> **EXERCISE**
Reproduce the stretch of the records from the start through the line containing "x-tick-label: 2020 xyxy=(285,933,352,966)", changing each "plot-frame" to "chart-area" and leaving everything else as is.
[Begin DATA ROWS]
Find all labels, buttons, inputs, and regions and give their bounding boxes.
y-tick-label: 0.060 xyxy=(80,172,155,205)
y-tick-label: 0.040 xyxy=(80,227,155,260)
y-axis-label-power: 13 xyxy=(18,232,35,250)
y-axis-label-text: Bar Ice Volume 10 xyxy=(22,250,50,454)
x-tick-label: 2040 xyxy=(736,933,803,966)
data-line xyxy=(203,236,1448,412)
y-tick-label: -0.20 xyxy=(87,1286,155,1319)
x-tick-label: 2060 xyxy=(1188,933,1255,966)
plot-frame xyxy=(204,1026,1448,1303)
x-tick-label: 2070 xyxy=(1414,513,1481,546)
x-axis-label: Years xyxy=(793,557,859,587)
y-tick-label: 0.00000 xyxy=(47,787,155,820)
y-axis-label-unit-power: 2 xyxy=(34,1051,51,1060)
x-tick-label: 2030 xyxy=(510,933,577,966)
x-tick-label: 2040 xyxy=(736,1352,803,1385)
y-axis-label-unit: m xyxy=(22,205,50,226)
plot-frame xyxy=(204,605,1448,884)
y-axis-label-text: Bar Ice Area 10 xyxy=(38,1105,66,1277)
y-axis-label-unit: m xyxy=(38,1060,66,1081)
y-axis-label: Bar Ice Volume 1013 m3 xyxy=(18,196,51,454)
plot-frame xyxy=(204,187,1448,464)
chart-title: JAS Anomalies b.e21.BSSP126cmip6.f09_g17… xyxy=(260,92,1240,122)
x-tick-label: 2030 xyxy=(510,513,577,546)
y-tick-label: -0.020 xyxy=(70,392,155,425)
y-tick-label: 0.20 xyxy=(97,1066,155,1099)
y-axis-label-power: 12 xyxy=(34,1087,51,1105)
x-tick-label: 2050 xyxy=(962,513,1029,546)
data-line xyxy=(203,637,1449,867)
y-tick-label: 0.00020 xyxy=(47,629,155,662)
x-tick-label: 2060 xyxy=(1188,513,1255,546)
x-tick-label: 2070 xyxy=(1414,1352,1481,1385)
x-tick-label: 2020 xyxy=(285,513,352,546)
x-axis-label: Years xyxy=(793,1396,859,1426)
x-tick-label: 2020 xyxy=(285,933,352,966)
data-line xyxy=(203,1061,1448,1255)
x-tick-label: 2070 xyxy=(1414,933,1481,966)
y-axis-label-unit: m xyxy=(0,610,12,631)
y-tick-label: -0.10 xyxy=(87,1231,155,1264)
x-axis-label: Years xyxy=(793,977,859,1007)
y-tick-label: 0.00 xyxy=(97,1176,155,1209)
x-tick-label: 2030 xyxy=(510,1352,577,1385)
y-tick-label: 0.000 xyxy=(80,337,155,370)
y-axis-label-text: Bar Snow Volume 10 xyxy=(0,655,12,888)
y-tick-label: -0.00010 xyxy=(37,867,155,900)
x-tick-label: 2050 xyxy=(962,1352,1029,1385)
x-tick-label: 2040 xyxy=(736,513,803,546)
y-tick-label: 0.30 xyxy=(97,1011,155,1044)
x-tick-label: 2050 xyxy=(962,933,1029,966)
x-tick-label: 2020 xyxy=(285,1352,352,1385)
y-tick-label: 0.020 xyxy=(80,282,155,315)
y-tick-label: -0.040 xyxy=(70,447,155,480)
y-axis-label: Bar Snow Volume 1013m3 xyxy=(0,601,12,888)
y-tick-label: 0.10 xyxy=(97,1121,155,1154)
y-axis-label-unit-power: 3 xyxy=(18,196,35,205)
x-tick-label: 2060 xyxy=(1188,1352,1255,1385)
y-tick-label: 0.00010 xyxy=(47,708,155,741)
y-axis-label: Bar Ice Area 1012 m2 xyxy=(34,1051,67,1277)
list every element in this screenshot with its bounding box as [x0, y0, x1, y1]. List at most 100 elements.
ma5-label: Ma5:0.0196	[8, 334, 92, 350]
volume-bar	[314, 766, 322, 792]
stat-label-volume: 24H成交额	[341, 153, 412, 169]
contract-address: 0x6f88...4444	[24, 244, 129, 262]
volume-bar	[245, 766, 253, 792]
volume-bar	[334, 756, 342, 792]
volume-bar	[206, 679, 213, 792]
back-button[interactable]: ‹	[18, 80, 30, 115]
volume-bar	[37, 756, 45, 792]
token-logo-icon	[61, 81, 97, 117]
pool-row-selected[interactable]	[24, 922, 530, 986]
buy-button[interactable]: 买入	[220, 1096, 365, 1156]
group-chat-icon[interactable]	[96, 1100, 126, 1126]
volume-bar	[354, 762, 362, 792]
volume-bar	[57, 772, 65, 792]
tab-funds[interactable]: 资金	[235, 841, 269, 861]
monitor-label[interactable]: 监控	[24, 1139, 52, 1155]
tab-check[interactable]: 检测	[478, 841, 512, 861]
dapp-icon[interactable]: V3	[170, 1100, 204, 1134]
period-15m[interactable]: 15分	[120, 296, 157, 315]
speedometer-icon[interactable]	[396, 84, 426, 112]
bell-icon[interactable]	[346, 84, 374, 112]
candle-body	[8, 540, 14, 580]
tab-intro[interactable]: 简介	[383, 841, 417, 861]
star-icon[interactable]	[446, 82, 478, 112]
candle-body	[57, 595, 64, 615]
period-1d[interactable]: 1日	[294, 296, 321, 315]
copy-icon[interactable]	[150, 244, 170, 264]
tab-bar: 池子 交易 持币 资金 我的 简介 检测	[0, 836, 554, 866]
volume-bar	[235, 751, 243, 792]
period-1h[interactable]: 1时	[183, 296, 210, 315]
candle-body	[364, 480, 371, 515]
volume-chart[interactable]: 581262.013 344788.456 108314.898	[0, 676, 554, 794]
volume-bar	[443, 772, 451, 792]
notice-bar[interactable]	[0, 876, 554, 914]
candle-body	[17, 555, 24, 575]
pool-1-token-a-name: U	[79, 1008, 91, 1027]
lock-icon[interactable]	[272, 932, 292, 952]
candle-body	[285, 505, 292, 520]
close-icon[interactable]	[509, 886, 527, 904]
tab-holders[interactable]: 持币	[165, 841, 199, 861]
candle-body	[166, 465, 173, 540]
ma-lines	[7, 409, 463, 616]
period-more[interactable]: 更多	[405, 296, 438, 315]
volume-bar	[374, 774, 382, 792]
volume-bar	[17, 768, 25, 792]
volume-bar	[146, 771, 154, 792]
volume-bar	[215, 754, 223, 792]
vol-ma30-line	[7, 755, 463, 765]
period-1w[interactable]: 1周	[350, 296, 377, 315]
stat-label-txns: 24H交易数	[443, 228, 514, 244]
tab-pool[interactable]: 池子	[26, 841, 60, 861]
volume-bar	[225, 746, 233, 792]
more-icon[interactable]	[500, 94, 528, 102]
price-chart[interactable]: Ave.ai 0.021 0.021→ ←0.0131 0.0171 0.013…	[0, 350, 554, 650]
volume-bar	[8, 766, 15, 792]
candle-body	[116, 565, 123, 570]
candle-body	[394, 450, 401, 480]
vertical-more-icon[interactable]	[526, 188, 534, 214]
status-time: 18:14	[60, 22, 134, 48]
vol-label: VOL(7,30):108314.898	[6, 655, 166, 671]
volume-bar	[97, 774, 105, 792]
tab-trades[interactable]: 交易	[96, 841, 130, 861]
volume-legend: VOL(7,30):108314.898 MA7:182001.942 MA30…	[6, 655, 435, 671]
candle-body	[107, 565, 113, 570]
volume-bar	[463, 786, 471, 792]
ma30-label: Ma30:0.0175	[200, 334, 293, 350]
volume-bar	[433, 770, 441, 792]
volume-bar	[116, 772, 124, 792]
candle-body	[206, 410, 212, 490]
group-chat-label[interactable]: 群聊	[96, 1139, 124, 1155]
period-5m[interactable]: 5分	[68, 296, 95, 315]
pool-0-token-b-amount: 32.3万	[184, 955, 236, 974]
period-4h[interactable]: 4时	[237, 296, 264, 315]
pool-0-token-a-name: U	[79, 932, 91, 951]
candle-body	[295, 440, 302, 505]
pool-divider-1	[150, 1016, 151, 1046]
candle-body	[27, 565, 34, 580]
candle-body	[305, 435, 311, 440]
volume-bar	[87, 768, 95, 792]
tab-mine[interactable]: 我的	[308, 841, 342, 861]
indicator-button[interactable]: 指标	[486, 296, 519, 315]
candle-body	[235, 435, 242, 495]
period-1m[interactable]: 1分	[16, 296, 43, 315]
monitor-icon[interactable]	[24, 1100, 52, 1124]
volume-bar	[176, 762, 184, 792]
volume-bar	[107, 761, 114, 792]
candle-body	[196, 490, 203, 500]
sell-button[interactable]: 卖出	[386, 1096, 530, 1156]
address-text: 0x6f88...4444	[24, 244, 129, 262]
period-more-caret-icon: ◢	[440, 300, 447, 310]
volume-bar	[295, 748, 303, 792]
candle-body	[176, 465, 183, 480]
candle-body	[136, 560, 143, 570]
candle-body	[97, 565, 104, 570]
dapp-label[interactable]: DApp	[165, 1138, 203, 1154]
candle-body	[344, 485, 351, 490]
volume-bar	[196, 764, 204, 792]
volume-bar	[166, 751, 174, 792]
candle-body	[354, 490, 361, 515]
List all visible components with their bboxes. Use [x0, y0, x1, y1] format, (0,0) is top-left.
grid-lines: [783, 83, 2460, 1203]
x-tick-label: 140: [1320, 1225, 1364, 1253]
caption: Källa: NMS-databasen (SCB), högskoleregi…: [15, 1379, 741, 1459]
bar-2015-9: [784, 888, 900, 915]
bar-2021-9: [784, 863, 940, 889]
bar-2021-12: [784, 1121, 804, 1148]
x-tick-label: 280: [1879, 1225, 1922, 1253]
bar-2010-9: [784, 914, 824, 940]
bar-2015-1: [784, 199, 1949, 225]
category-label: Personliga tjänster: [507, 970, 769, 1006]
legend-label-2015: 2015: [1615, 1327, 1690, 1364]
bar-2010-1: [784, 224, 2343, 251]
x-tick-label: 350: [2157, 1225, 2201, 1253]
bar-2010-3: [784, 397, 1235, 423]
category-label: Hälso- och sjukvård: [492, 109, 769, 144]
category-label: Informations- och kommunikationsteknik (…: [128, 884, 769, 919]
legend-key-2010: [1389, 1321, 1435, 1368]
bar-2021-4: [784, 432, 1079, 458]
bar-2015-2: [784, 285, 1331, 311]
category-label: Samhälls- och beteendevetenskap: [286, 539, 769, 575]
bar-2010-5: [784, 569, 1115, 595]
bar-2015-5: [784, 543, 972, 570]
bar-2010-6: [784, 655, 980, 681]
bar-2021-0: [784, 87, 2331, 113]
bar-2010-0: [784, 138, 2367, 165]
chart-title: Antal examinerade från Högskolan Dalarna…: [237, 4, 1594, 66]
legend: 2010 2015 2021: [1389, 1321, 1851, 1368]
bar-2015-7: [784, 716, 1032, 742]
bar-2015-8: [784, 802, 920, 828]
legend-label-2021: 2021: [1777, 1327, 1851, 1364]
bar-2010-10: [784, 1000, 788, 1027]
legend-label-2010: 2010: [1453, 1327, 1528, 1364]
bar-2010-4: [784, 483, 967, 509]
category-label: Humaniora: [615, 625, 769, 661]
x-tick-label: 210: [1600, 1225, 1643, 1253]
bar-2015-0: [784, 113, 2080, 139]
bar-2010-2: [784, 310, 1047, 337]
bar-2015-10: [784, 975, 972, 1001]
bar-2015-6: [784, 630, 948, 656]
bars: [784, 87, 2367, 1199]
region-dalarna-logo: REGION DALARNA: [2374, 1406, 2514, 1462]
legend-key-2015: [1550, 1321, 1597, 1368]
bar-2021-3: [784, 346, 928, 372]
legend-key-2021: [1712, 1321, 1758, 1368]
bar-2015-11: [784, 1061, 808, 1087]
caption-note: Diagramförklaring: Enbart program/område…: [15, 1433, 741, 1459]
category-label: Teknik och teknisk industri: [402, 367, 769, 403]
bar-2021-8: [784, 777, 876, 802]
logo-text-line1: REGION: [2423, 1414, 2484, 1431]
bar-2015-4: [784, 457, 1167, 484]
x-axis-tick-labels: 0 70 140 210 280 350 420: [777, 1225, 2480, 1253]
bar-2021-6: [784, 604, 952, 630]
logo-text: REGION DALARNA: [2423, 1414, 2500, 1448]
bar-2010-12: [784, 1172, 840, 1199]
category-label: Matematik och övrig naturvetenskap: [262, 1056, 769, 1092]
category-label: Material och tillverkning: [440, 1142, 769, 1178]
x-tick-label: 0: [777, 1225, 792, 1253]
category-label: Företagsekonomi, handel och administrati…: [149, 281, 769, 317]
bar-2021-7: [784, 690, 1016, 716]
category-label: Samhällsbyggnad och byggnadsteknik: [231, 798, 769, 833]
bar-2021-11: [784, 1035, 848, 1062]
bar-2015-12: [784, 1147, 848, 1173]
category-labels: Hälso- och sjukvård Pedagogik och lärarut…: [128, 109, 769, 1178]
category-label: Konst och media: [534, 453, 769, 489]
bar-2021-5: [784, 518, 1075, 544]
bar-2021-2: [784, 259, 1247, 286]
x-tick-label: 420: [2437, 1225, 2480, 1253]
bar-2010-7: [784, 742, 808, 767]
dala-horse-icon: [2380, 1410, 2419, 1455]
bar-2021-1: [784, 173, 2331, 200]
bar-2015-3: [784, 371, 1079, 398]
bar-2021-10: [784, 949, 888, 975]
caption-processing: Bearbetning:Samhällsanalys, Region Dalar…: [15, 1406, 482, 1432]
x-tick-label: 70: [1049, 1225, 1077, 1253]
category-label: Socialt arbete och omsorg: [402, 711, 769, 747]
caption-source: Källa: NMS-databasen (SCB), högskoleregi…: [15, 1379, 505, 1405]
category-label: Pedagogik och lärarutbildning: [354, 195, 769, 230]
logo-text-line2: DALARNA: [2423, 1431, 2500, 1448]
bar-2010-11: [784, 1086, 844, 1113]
[End DATA ROWS]
> **COMPLETED TASK**
Find all labels, buttons, inputs, and regions and give their bounding boxes.
y-tick-label: 0.060 xyxy=(80,172,155,205)
y-tick-label: 0.040 xyxy=(80,227,155,260)
y-axis-label-power: 13 xyxy=(18,232,35,250)
y-axis-label-text: Bar Ice Volume 10 xyxy=(22,250,50,454)
x-tick-label: 2040 xyxy=(736,933,803,966)
data-line xyxy=(203,236,1448,412)
y-tick-label: -0.20 xyxy=(87,1286,155,1319)
x-tick-label: 2060 xyxy=(1188,933,1255,966)
chart-area xyxy=(204,1026,1448,1303)
x-tick-label: 2070 xyxy=(1414,513,1481,546)
x-axis-label: Years xyxy=(793,557,859,587)
y-tick-label: 0.00000 xyxy=(47,787,155,820)
y-axis-label-unit-power: 2 xyxy=(34,1051,51,1060)
x-tick-label: 2030 xyxy=(510,933,577,966)
x-tick-label: 2040 xyxy=(736,1352,803,1385)
y-axis-label-unit: m xyxy=(22,205,50,226)
chart-area xyxy=(204,605,1448,884)
y-axis-label-text: Bar Ice Area 10 xyxy=(38,1105,66,1277)
y-axis-label-unit: m xyxy=(38,1060,66,1081)
y-axis-label: Bar Ice Volume 1013 m3 xyxy=(18,196,51,454)
chart-area xyxy=(204,187,1448,464)
chart-title: JAS Anomalies b.e21.BSSP126cmip6.f09_g17… xyxy=(260,92,1240,122)
x-tick-label: 2030 xyxy=(510,513,577,546)
y-tick-label: -0.020 xyxy=(70,392,155,425)
y-tick-label: 0.20 xyxy=(97,1066,155,1099)
y-axis-label-power: 12 xyxy=(34,1087,51,1105)
x-tick-label: 2050 xyxy=(962,513,1029,546)
data-line xyxy=(203,637,1449,867)
y-tick-label: 0.00020 xyxy=(47,629,155,662)
x-tick-label: 2060 xyxy=(1188,513,1255,546)
x-tick-label: 2070 xyxy=(1414,1352,1481,1385)
x-tick-label: 2020 xyxy=(285,513,352,546)
x-axis-label: Years xyxy=(793,1396,859,1426)
x-tick-label: 2020 xyxy=(285,933,352,966)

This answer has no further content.